↓

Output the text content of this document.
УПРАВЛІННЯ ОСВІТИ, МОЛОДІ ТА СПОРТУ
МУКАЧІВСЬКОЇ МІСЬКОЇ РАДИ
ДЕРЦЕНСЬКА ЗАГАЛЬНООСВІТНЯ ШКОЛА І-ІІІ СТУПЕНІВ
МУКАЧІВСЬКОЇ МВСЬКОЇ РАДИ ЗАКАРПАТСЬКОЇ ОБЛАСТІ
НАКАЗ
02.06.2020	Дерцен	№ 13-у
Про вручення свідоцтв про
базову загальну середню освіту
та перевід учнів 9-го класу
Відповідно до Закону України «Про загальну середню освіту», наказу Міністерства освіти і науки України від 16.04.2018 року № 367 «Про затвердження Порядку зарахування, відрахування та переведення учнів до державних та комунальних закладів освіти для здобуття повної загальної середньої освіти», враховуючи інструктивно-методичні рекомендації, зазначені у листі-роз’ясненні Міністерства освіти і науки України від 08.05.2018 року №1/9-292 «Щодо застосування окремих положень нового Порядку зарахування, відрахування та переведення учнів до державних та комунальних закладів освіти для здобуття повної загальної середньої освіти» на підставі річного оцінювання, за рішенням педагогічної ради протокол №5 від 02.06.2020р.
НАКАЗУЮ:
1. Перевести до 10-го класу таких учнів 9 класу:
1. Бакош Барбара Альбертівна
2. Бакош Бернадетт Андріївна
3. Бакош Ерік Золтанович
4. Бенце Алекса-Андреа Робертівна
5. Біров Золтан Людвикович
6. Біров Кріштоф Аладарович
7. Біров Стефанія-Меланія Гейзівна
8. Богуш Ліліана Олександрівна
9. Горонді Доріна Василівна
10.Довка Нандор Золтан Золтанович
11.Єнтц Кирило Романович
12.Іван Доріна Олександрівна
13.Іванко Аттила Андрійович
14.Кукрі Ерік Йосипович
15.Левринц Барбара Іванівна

↑

-- Short task --
Which lines in the data above contain "Золтанович"? Show each one.

-- Exercise result --
3. Бакош Ерік Золтанович
10.Довка Нандор Золтан Золтанович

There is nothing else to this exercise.